Collected data:
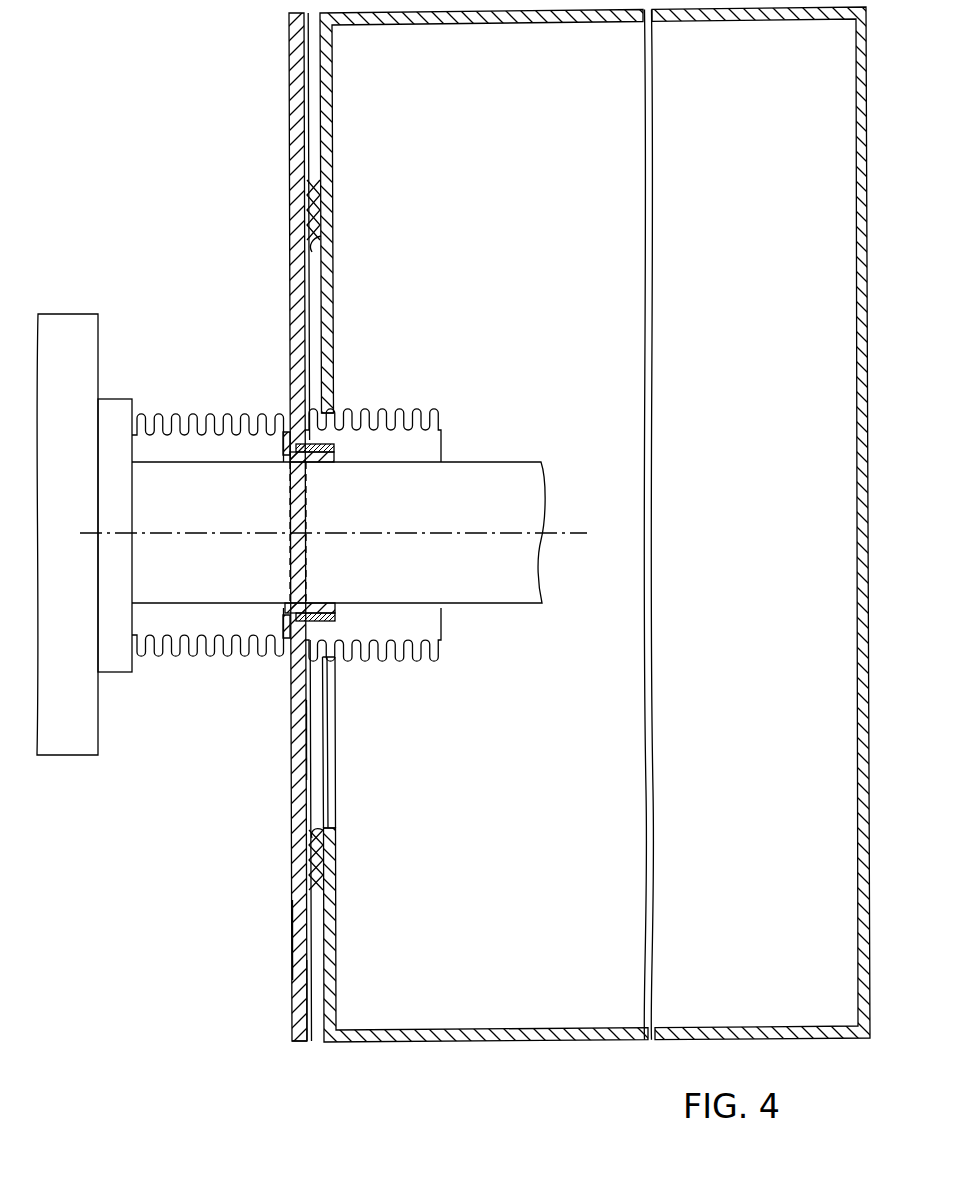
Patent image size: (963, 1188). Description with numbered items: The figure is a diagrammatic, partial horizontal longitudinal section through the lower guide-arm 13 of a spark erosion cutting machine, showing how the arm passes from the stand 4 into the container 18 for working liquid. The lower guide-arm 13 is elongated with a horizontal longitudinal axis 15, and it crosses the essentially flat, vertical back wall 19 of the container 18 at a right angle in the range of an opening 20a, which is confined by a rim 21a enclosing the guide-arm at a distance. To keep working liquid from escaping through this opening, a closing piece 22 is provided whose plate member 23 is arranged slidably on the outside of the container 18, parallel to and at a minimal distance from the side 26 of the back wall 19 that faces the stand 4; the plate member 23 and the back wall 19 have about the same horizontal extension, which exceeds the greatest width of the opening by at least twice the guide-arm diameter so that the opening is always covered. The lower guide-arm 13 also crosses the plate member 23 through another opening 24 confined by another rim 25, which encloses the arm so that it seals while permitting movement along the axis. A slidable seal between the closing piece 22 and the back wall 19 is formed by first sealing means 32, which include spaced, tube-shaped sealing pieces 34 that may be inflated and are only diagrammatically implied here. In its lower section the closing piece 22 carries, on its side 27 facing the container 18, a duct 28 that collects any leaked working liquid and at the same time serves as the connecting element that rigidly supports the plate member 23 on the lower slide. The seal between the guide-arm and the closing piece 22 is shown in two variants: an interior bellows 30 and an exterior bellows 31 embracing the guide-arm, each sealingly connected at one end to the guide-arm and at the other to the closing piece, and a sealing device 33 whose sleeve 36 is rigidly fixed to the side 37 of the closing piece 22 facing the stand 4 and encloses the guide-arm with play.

The stand 4 is at (68, 306).
The lower guide-arm 13 is at (497, 475).
The longitudinal axis 15 is at (561, 532).
The container 18 is at (478, 1052).
The back wall 19 is at (341, 130).
The opening 20a is at (330, 756).
The rim 21a is at (333, 815).
The closing piece 22 is at (298, 1052).
The plate member 23 is at (281, 121).
The other opening 24 is at (289, 492).
The other rim 25 is at (296, 458).
The side of the back wall 26 is at (322, 742).
The side of the closing piece 27 is at (306, 710).
The duct 28 is at (318, 993).
The interior bellows 30 is at (386, 412).
The exterior bellows 31 is at (190, 415).
The first sealing means 32 is at (343, 208).
The sealing device 33 is at (346, 452).
The sealing pieces 34 is at (316, 246).
The sleeve 36 is at (330, 612).
The side of the closing piece 37 is at (292, 935).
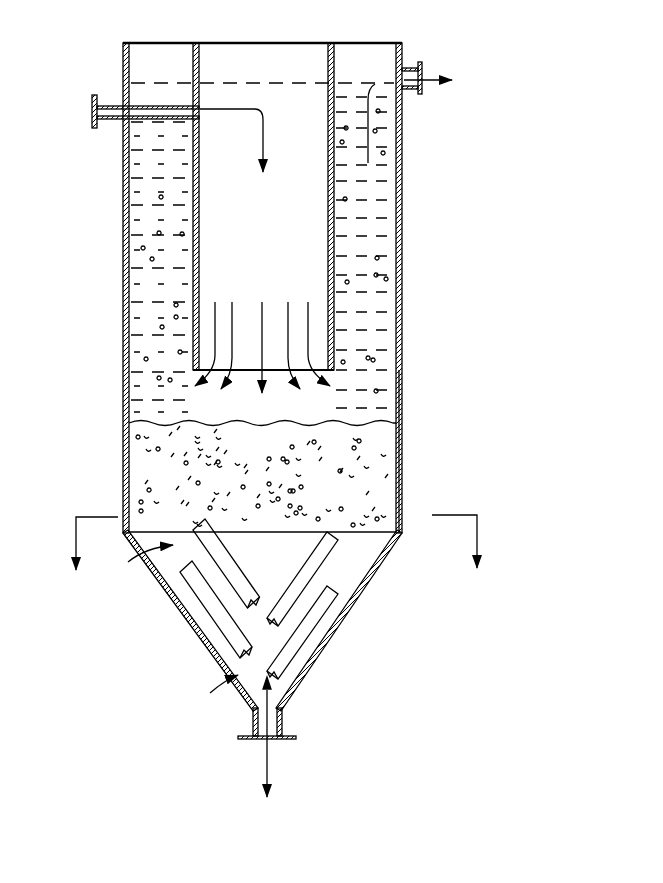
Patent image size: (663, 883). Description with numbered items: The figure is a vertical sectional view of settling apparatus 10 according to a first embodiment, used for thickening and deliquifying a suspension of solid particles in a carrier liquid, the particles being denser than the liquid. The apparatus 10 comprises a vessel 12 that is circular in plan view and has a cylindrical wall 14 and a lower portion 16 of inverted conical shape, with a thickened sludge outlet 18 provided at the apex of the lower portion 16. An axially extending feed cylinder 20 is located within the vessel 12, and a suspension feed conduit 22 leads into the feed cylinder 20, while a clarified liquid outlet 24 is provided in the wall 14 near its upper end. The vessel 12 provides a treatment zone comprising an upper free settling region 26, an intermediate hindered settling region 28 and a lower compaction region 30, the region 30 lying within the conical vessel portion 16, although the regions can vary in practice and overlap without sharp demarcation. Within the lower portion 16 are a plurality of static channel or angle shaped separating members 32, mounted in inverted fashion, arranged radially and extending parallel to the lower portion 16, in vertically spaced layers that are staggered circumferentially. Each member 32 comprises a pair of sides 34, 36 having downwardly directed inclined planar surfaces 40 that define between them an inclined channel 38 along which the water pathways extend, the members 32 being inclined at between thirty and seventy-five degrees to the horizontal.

The settling apparatus 10 is at (540, 191).
The vessel 12 is at (415, 306).
The cylindrical wall 14 is at (403, 371).
The lower portion 16 is at (350, 606).
The thickened sludge outlet 18 is at (284, 720).
The feed cylinder 20 is at (337, 201).
The suspension feed conduit 22 is at (108, 122).
The clarified liquid outlet 24 is at (410, 67).
The upper free settling region 26 is at (178, 240).
The intermediate hindered settling region 28 is at (198, 462).
The lower compaction region 30 is at (126, 566).
The separating members 32 is at (189, 600).
The side 34 is at (226, 622).
The side 36 is at (303, 618).
The inclined channel 38 is at (250, 701).
The inclined planar surfaces 40 is at (272, 690).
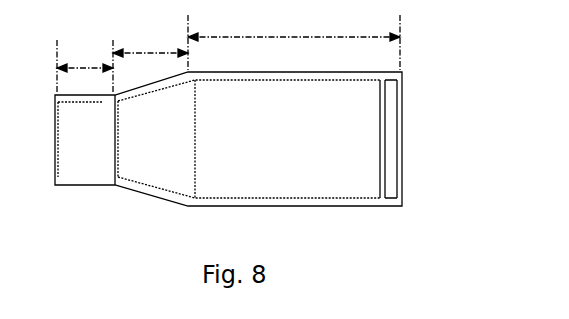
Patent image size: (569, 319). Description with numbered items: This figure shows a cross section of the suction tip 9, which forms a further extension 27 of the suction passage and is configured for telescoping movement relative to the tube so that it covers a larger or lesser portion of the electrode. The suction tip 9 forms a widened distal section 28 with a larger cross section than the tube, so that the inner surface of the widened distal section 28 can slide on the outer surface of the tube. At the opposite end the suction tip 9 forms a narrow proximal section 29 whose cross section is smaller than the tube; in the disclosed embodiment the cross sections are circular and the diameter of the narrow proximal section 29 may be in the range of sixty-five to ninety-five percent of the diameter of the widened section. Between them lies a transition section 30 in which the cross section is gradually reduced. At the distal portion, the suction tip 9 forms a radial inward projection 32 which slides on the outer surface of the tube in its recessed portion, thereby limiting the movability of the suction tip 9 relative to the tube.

The suction tip 9 is at (437, 120).
The further extension of the suction passage 27 is at (283, 156).
The widened distal section 28 is at (294, 39).
The narrow proximal section 29 is at (85, 64).
The transition section 30 is at (150, 40).
The radial inward projection 32 is at (401, 81).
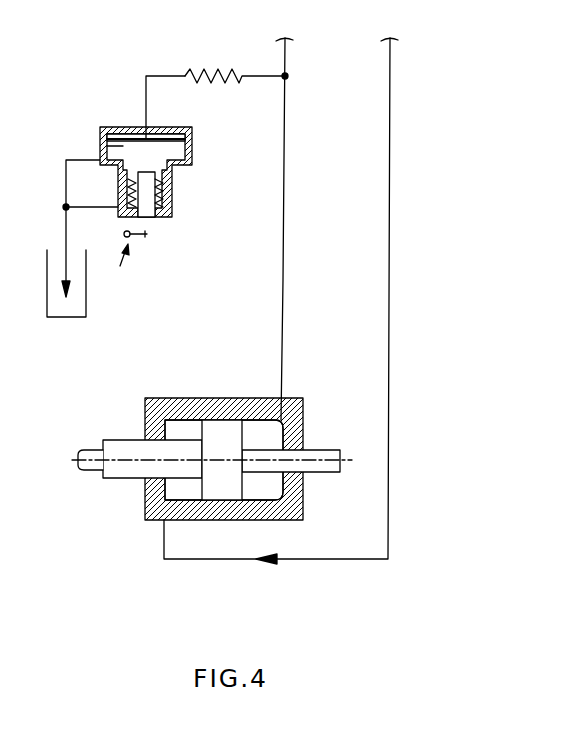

» **DIRECTIVE**:
Copy out the rows word for word from the line containing "Patent image size: (569, 319)." through the end of the rows. Leave the pictures out of your answer.

» **REPLY TO THE TASK**:
Patent image size: (569, 319). Description with numbered items: This figure shows a cross section of the suction tip 9, which forms a further extension 27 of the suction passage and is configured for telescoping movement relative to the tube so that it covers a larger or lesser portion of the electrode. The suction tip 9 forms a widened distal section 28 with a larger cross section than the tube, so that the inner surface of the widened distal section 28 can slide on the outer surface of the tube. At the opposite end the suction tip 9 forms a narrow proximal section 29 whose cross section is smaller than the tube; in the disclosed embodiment the cross sections are circular and the diameter of the narrow proximal section 29 may be in the range of sixty-five to ninety-five percent of the diameter of the widened section. Between them lies a transition section 30 in which the cross section is gradually reduced. At the distal portion, the suction tip 9 forms a radial inward projection 32 which slides on the outer surface of the tube in its recessed portion, thereby limiting the movability of the suction tip 9 relative to the tube.

The suction tip 9 is at (437, 120).
The further extension of the suction passage 27 is at (283, 156).
The widened distal section 28 is at (294, 39).
The narrow proximal section 29 is at (85, 64).
The transition section 30 is at (150, 40).
The radial inward projection 32 is at (401, 81).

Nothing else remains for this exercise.